Which lines below hold the word "Source"? Copy all of them.

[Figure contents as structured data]
[Begin]
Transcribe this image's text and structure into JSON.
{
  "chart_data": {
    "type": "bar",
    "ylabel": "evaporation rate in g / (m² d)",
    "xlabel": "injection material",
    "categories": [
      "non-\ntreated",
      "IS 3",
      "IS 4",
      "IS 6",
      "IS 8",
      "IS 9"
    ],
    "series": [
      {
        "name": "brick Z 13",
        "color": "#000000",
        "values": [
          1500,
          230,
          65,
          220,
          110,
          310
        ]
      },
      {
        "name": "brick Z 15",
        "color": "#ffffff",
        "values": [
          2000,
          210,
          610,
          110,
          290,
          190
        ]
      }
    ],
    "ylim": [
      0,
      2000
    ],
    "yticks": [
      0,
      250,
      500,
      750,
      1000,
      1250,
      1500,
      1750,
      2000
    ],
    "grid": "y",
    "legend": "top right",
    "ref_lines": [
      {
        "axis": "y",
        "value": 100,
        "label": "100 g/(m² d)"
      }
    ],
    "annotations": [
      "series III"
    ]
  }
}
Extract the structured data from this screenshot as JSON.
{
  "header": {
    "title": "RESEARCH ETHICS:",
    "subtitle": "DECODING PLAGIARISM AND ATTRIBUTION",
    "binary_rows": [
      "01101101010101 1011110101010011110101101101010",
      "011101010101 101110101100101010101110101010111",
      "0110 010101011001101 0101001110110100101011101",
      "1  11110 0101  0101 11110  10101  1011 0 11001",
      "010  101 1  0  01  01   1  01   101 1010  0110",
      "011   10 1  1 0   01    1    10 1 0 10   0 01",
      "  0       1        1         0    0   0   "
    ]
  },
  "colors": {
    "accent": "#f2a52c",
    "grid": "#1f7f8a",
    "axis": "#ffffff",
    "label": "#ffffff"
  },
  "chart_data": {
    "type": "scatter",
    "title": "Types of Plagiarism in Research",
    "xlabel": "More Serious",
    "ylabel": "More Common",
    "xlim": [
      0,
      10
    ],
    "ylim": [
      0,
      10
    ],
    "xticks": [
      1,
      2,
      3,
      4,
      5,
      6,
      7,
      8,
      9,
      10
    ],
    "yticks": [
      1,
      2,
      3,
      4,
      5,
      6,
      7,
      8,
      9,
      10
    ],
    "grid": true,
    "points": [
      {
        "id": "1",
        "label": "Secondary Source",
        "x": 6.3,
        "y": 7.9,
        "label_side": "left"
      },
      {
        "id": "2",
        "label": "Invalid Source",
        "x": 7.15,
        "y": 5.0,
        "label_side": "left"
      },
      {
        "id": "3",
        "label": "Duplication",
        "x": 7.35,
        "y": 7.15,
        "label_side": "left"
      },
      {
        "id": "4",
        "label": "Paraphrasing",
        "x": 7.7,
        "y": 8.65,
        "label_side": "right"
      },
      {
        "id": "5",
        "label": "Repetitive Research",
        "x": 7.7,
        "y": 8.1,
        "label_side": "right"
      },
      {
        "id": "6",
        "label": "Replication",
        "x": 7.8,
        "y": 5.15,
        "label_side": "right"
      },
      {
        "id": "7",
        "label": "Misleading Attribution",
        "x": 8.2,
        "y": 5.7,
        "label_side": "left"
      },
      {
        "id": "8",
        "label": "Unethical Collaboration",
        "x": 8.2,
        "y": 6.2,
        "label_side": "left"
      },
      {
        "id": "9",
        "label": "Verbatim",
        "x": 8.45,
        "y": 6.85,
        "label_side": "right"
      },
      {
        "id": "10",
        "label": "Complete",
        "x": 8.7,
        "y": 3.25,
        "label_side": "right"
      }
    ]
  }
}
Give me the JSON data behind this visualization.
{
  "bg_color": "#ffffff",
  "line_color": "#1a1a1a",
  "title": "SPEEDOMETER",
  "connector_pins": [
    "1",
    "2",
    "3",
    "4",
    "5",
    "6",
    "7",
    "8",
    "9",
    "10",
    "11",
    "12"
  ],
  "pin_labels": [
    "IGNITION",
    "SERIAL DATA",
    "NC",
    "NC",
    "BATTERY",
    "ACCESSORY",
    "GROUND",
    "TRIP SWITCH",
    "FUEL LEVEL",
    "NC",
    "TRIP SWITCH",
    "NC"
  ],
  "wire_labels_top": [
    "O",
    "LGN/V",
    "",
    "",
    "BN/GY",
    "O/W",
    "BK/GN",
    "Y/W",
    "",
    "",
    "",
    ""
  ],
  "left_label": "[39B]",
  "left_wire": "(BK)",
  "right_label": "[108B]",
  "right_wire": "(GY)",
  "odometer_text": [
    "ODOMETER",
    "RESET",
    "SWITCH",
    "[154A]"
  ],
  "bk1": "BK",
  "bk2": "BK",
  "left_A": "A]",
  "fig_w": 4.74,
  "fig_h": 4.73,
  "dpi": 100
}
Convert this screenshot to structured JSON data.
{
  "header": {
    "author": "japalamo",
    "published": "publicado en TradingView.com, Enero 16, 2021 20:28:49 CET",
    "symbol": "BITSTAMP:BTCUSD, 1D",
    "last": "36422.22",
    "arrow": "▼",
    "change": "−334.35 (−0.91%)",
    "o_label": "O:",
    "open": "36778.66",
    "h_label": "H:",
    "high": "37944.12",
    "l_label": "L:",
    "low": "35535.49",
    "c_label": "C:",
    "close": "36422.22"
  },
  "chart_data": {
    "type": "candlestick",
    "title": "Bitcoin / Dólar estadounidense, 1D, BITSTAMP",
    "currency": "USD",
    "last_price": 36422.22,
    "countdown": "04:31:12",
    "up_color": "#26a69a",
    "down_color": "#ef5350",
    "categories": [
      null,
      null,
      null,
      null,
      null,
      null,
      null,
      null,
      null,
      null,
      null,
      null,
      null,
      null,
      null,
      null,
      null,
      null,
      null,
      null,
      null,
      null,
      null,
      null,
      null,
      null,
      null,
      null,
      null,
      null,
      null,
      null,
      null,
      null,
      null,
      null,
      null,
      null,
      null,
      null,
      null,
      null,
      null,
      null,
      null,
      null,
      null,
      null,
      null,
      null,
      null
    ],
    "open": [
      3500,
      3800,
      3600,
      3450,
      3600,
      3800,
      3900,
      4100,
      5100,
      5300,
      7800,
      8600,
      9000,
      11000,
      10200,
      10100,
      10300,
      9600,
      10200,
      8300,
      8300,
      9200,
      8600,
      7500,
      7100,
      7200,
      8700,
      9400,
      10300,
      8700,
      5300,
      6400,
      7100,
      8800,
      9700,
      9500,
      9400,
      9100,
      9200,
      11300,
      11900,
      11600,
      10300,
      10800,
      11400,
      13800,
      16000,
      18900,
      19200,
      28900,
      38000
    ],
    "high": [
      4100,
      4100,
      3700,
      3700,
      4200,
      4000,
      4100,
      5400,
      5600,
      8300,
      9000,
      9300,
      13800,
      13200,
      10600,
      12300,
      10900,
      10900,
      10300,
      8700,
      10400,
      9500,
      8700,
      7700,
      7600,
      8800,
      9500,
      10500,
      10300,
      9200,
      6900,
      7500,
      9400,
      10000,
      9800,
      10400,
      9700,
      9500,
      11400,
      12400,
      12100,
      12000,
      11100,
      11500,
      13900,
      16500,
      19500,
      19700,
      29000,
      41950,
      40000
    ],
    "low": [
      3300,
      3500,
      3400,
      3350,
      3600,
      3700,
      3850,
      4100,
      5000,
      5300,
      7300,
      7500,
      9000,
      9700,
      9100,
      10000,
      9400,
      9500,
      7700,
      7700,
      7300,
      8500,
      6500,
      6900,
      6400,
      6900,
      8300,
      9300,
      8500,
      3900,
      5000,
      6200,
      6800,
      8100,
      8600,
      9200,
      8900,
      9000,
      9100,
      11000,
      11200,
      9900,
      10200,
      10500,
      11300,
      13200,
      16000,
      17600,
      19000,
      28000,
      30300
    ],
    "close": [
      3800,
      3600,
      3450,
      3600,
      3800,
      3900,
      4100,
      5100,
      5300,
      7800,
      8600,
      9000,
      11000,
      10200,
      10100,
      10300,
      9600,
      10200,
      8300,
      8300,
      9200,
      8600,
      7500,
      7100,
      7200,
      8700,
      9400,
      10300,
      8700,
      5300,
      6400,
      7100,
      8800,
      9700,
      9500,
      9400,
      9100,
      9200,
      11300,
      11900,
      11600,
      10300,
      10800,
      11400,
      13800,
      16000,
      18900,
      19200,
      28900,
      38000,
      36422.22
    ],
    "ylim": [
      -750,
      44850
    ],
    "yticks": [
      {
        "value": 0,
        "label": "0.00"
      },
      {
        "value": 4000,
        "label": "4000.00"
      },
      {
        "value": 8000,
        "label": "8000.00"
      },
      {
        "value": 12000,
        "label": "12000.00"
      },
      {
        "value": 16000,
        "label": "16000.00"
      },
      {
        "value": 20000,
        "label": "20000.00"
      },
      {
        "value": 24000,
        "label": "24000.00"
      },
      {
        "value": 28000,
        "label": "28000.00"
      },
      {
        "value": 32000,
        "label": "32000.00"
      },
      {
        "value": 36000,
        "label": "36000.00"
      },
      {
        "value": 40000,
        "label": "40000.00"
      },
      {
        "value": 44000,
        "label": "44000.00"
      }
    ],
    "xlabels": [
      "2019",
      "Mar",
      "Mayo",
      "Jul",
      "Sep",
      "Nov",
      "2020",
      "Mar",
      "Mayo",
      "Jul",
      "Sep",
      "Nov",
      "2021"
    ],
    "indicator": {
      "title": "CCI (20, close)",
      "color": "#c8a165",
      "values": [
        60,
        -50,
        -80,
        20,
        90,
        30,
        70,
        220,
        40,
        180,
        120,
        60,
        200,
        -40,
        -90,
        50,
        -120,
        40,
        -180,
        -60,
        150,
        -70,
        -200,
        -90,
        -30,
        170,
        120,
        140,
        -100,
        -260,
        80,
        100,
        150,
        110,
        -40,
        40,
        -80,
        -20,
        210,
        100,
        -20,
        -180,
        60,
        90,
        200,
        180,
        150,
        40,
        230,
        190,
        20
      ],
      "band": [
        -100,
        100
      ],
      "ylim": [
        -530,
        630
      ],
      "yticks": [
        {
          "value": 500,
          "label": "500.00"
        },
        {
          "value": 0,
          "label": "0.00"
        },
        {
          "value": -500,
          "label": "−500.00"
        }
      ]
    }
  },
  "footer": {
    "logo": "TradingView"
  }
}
[End]
Result of the task ::
        "label": "Secondary Source",
        "label": "Invalid Source",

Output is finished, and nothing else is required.